→ **Task directions**
All of the records listed below should be retyped exactly.

→ **Dataset excerpts**

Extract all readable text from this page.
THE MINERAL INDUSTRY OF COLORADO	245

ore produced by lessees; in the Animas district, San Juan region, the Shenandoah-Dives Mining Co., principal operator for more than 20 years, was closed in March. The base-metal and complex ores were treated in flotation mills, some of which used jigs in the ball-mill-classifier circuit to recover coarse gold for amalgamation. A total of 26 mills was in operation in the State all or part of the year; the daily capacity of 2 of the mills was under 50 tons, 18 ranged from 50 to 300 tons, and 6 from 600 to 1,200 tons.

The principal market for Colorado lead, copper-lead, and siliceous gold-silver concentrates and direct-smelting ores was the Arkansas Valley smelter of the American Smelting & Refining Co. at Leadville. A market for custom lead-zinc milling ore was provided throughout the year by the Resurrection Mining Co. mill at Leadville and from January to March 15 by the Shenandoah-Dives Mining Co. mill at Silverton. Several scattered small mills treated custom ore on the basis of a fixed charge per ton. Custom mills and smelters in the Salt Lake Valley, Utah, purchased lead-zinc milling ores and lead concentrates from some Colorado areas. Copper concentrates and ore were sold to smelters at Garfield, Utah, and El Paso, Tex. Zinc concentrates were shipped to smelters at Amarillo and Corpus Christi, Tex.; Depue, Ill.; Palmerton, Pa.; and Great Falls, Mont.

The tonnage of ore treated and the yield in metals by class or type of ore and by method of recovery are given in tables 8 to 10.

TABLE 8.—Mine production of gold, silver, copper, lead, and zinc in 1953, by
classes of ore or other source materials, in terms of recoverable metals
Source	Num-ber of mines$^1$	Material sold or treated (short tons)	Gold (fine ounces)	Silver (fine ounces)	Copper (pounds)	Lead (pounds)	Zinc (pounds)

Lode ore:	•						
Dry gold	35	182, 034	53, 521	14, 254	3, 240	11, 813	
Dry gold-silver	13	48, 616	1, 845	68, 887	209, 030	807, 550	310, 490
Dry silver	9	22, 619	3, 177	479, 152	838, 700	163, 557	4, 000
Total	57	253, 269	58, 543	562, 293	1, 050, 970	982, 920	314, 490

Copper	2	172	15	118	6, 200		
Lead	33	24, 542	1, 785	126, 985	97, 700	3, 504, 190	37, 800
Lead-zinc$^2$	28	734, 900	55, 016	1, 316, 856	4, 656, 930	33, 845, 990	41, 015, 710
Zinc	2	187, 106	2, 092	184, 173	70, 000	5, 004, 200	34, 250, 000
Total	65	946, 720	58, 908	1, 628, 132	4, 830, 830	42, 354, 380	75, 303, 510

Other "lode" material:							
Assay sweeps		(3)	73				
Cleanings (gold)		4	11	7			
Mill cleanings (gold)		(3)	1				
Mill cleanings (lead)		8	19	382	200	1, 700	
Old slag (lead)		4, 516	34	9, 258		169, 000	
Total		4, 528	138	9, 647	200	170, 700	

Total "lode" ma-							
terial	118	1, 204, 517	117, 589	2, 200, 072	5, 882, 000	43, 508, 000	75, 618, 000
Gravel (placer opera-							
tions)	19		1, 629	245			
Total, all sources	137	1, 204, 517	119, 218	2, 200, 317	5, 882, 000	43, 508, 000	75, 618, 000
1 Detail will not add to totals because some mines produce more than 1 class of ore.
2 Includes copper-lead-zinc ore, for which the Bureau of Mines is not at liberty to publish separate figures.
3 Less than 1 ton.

→ **Result of the task**
Extract all readable text from this page.
THE MINERAL INDUSTRY OF COLORADO	245

ore produced by lessees; in the Animas district, San Juan region, the Shenandoah-Dives Mining Co., principal operator for more than 20 years, was closed in March. The base-metal and complex ores were treated in flotation mills, some of which used jigs in the ball-mill-classifier circuit to recover coarse gold for amalgamation. A total of 26 mills was in operation in the State all or part of the year; the daily capacity of 2 of the mills was under 50 tons, 18 ranged from 50 to 300 tons, and 6 from 600 to 1,200 tons.

The principal market for Colorado lead, copper-lead, and siliceous gold-silver concentrates and direct-smelting ores was the Arkansas Valley smelter of the American Smelting & Refining Co. at Leadville. A market for custom lead-zinc milling ore was provided throughout the year by the Resurrection Mining Co. mill at Leadville and from January to March 15 by the Shenandoah-Dives Mining Co. mill at Silverton. Several scattered small mills treated custom ore on the basis of a fixed charge per ton. Custom mills and smelters in the Salt Lake Valley, Utah, purchased lead-zinc milling ores and lead concentrates from some Colorado areas. Copper concentrates and ore were sold to smelters at Garfield, Utah, and El Paso, Tex. Zinc concentrates were shipped to smelters at Amarillo and Corpus Christi, Tex.; Depue, Ill.; Palmerton, Pa.; and Great Falls, Mont.

The tonnage of ore treated and the yield in metals by class or type of ore and by method of recovery are given in tables 8 to 10.

TABLE 8.—Mine production of gold, silver, copper, lead, and zinc in 1953, by
classes of ore or other source materials, in terms of recoverable metals
Source	Num-ber of mines$^1$	Material sold or treated (short tons)	Gold (fine ounces)	Silver (fine ounces)	Copper (pounds)	Lead (pounds)	Zinc (pounds)

Lode ore:	•						
Dry gold	35	182, 034	53, 521	14, 254	3, 240	11, 813	
Dry gold-silver	13	48, 616	1, 845	68, 887	209, 030	807, 550	310, 490
Dry silver	9	22, 619	3, 177	479, 152	838, 700	163, 557	4, 000
Total	57	253, 269	58, 543	562, 293	1, 050, 970	982, 920	314, 490

Copper	2	172	15	118	6, 200		
Lead	33	24, 542	1, 785	126, 985	97, 700	3, 504, 190	37, 800
Lead-zinc$^2$	28	734, 900	55, 016	1, 316, 856	4, 656, 930	33, 845, 990	41, 015, 710
Zinc	2	187, 106	2, 092	184, 173	70, 000	5, 004, 200	34, 250, 000
Total	65	946, 720	58, 908	1, 628, 132	4, 830, 830	42, 354, 380	75, 303, 510

Other "lode" material:							
Assay sweeps		(3)	73				
Cleanings (gold)		4	11	7			
Mill cleanings (gold)		(3)	1				
Mill cleanings (lead)		8	19	382	200	1, 700	
Old slag (lead)		4, 516	34	9, 258		169, 000	
Total		4, 528	138	9, 647	200	170, 700	

Total "lode" ma-							
terial	118	1, 204, 517	117, 589	2, 200, 072	5, 882, 000	43, 508, 000	75, 618, 000
Gravel (placer opera-							
tions)	19		1, 629	245			
Total, all sources	137	1, 204, 517	119, 218	2, 200, 317	5, 882, 000	43, 508, 000	75, 618, 000
1 Detail will not add to totals because some mines produce more than 1 class of ore.
2 Includes copper-lead-zinc ore, for which the Bureau of Mines is not at liberty to publish separate figures.
3 Less than 1 ton.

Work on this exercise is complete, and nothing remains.